- Directions for this task
The records below must be output exactly, without pictures.

- Data lines
◆ ◆ ◆ ◆
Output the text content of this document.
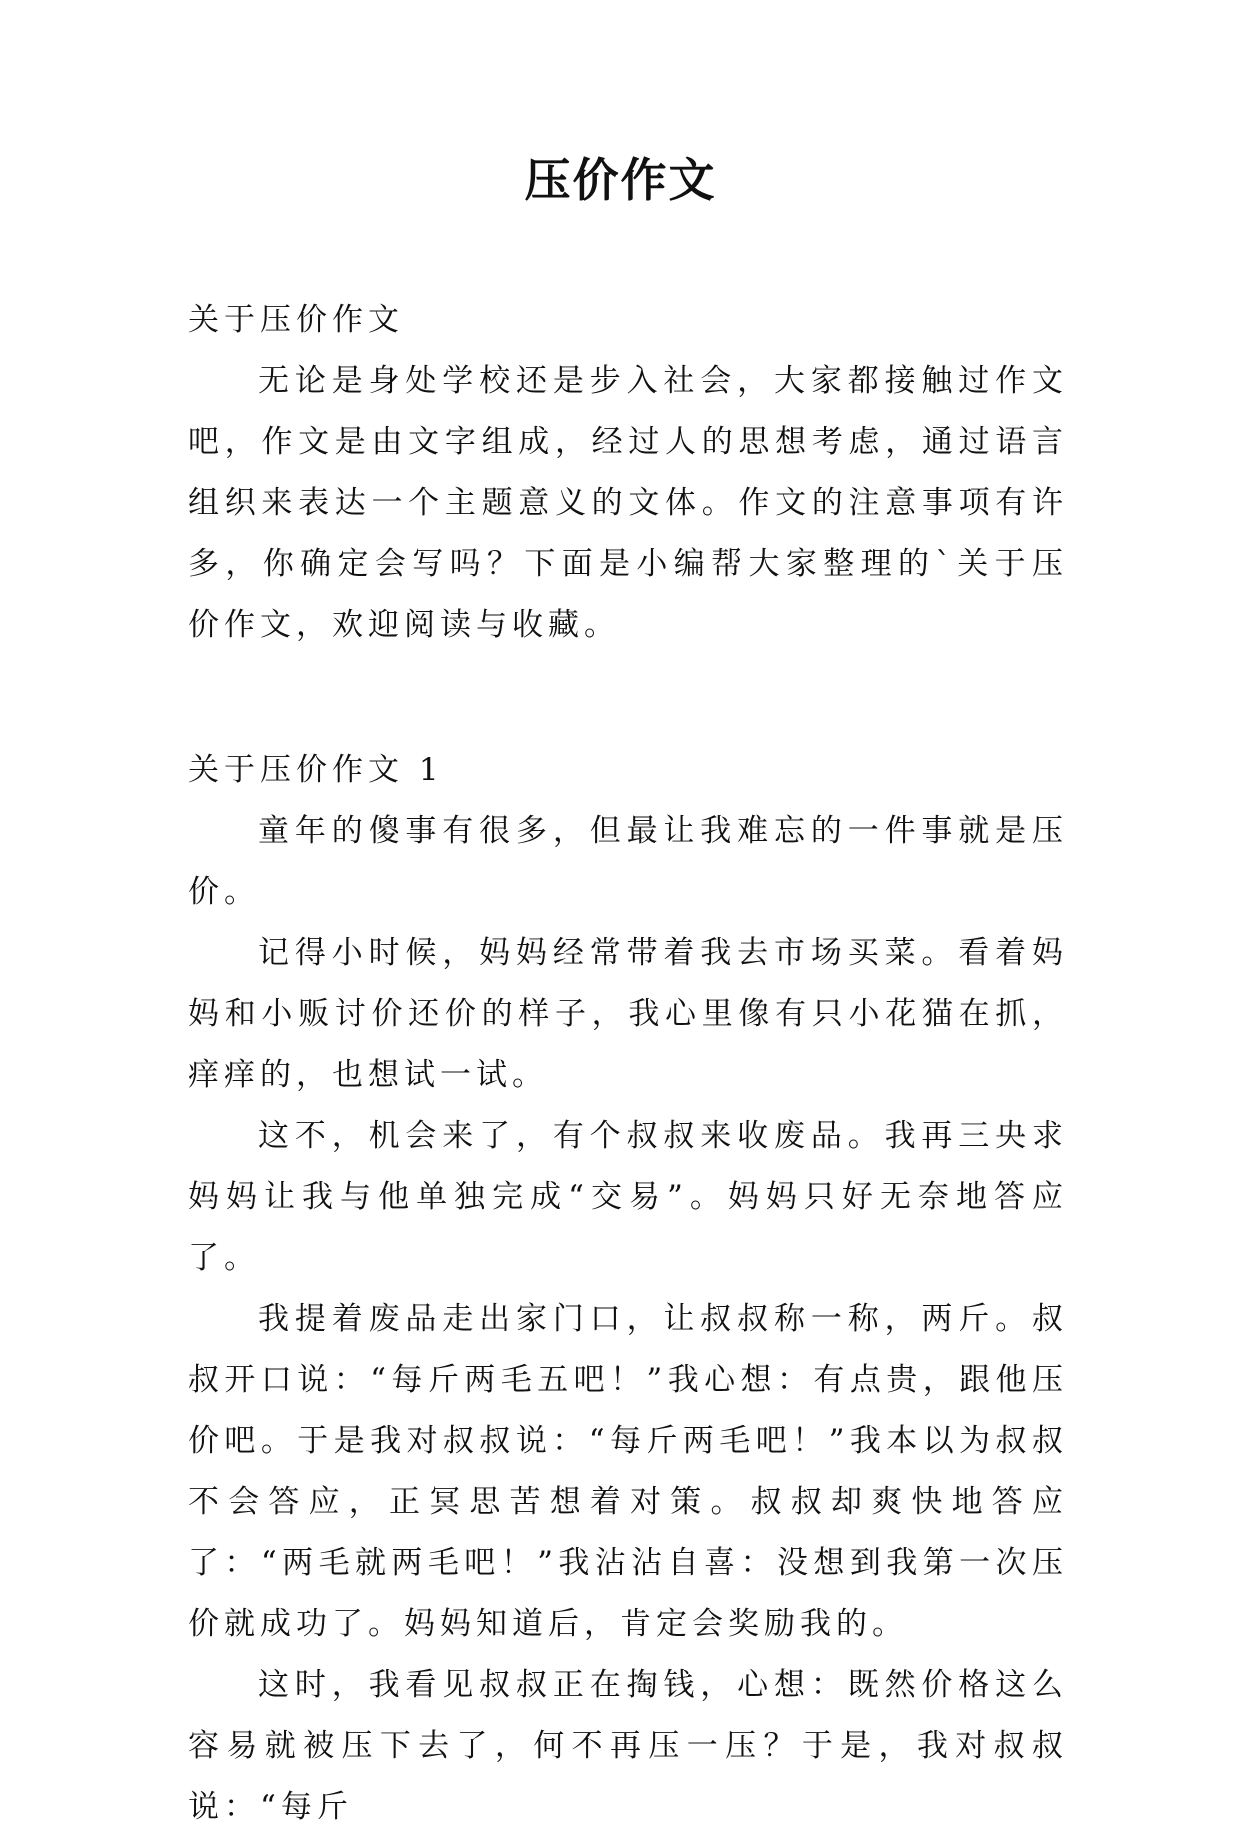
压价作文

关于压价作文

无论是身处学校还是步入社会，大家都接触过作文吧，作文是由文字组成，经过人的思想考虑，通过语言组织来表达一个主题意义的文体。作文的注意事项有许多，你确定会写吗？下面是小编帮大家整理的`关于压价作文，欢迎阅读与收藏。

关于压价作文 1

童年的傻事有很多，但最让我难忘的一件事就是压价。

记得小时候，妈妈经常带着我去市场买菜。看着妈妈和小贩讨价还价的样子，我心里像有只小花猫在抓，痒痒的，也想试一试。

这不，机会来了，有个叔叔来收废品。我再三央求妈妈让我与他单独完成“交易”。妈妈只好无奈地答应了。

我提着废品走出家门口，让叔叔称一称，两斤。叔叔开口说：“每斤两毛五吧！”我心想：有点贵，跟他压价吧。于是我对叔叔说：“每斤两毛吧！”我本以为叔叔不会答应，正冥思苦想着对策。叔叔却爽快地答应了：“两毛就两毛吧！”我沾沾自喜：没想到我第一次压价就成功了。妈妈知道后，肯定会奖励我的。

这时，我看见叔叔正在掏钱，心想：既然价格这么容易就被压下去了，何不再压一压？于是，我对叔叔说：“每斤
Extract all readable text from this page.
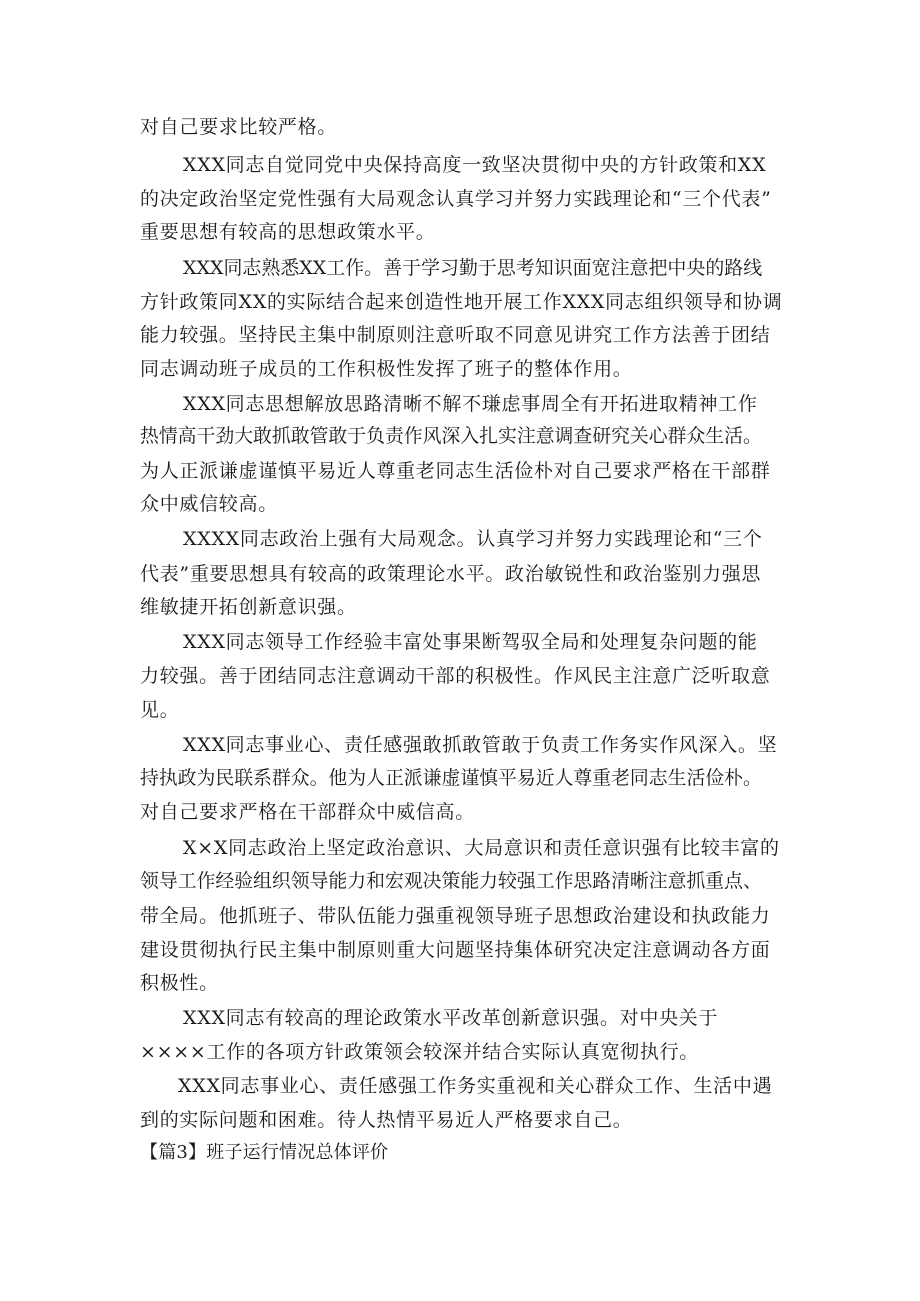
对自己要求比较严格。
XXX同志自觉同党中央保持高度一致坚决贯彻中央的方针政策和XX
的决定政治坚定党性强有大局观念认真学习并努力实践理论和“三个代表”
重要思想有较高的思想政策水平。
XXX同志熟悉XX工作。善于学习勤于思考知识面宽注意把中央的路线
方针政策同XX的实际结合起来创造性地开展工作XXX同志组织领导和协调
能力较强。坚持民主集中制原则注意听取不同意见讲究工作方法善于团结
同志调动班子成员的工作积极性发挥了班子的整体作用。
XXX同志思想解放思路清晰不解不㻩虑事周全有开拓进取精神工作
热情高干劲大敢抓敢管敢于负责作风深入扎实注意调查研究关心群众生活。
为人正派谦虚谨慎平易近人尊重老同志生活俭朴对自己要求严格在干部群
众中威信较高。
XXXX同志政治上强有大局观念。认真学习并努力实践理论和“三个
代表”重要思想具有较高的政策理论水平。政治敏锐性和政治鉴别力强思
维敏捷开拓创新意识强。
XXX同志领导工作经验丰富处事果断驾驭全局和处理复杂问题的能
力较强。善于团结同志注意调动干部的积极性。作风民主注意广泛听取意
见。
XXX同志事业心、责任感强敢抓敢管敢于负责工作务实作风深入。坚
持执政为民联系群众。他为人正派谦虚谨慎平易近人尊重老同志生活俭朴。
对自己要求严格在干部群众中威信高。
X×X同志政治上坚定政治意识、大局意识和责任意识强有比较丰富的
领导工作经验组织领导能力和宏观决策能力较强工作思路清晰注意抓重点、
带全局。他抓班子、带队伍能力强重视领导班子思想政治建设和执政能力
建设贯彻执行民主集中制原则重大问题坚持集体研究决定注意调动各方面
积极性。
XXX同志有较高的理论政策水平改革创新意识强。对中央关于
××××工作的各项方针政策领会较深并结合实际认真宽彻执行。
XXX同志事业心、责任感强工作务实重视和关心群众工作、生活中遇
到的实际问题和困难。待人热情平易近人严格要求自己。
【篇3】班子运行情况总体评价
◆ ◆ ◆ ◆
- Answer to the problem
Output the text content of this document.
压价作文

关于压价作文

无论是身处学校还是步入社会，大家都接触过作文吧，作文是由文字组成，经过人的思想考虑，通过语言组织来表达一个主题意义的文体。作文的注意事项有许多，你确定会写吗？下面是小编帮大家整理的`关于压价作文，欢迎阅读与收藏。

关于压价作文 1

童年的傻事有很多，但最让我难忘的一件事就是压价。

记得小时候，妈妈经常带着我去市场买菜。看着妈妈和小贩讨价还价的样子，我心里像有只小花猫在抓，痒痒的，也想试一试。

这不，机会来了，有个叔叔来收废品。我再三央求妈妈让我与他单独完成“交易”。妈妈只好无奈地答应了。

我提着废品走出家门口，让叔叔称一称，两斤。叔叔开口说：“每斤两毛五吧！”我心想：有点贵，跟他压价吧。于是我对叔叔说：“每斤两毛吧！”我本以为叔叔不会答应，正冥思苦想着对策。叔叔却爽快地答应了：“两毛就两毛吧！”我沾沾自喜：没想到我第一次压价就成功了。妈妈知道后，肯定会奖励我的。

这时，我看见叔叔正在掏钱，心想：既然价格这么容易就被压下去了，何不再压一压？于是，我对叔叔说：“每斤
Extract all readable text from this page.
对自己要求比较严格。
XXX同志自觉同党中央保持高度一致坚决贯彻中央的方针政策和XX
的决定政治坚定党性强有大局观念认真学习并努力实践理论和“三个代表”
重要思想有较高的思想政策水平。
XXX同志熟悉XX工作。善于学习勤于思考知识面宽注意把中央的路线
方针政策同XX的实际结合起来创造性地开展工作XXX同志组织领导和协调
能力较强。坚持民主集中制原则注意听取不同意见讲究工作方法善于团结
同志调动班子成员的工作积极性发挥了班子的整体作用。
XXX同志思想解放思路清晰不解不㻩虑事周全有开拓进取精神工作
热情高干劲大敢抓敢管敢于负责作风深入扎实注意调查研究关心群众生活。
为人正派谦虚谨慎平易近人尊重老同志生活俭朴对自己要求严格在干部群
众中威信较高。
XXXX同志政治上强有大局观念。认真学习并努力实践理论和“三个
代表”重要思想具有较高的政策理论水平。政治敏锐性和政治鉴别力强思
维敏捷开拓创新意识强。
XXX同志领导工作经验丰富处事果断驾驭全局和处理复杂问题的能
力较强。善于团结同志注意调动干部的积极性。作风民主注意广泛听取意
见。
XXX同志事业心、责任感强敢抓敢管敢于负责工作务实作风深入。坚
持执政为民联系群众。他为人正派谦虚谨慎平易近人尊重老同志生活俭朴。
对自己要求严格在干部群众中威信高。
X×X同志政治上坚定政治意识、大局意识和责任意识强有比较丰富的
领导工作经验组织领导能力和宏观决策能力较强工作思路清晰注意抓重点、
带全局。他抓班子、带队伍能力强重视领导班子思想政治建设和执政能力
建设贯彻执行民主集中制原则重大问题坚持集体研究决定注意调动各方面
积极性。
XXX同志有较高的理论政策水平改革创新意识强。对中央关于
××××工作的各项方针政策领会较深并结合实际认真宽彻执行。
XXX同志事业心、责任感强工作务实重视和关心群众工作、生活中遇
到的实际问题和困难。待人热情平易近人严格要求自己。
【篇3】班子运行情况总体评价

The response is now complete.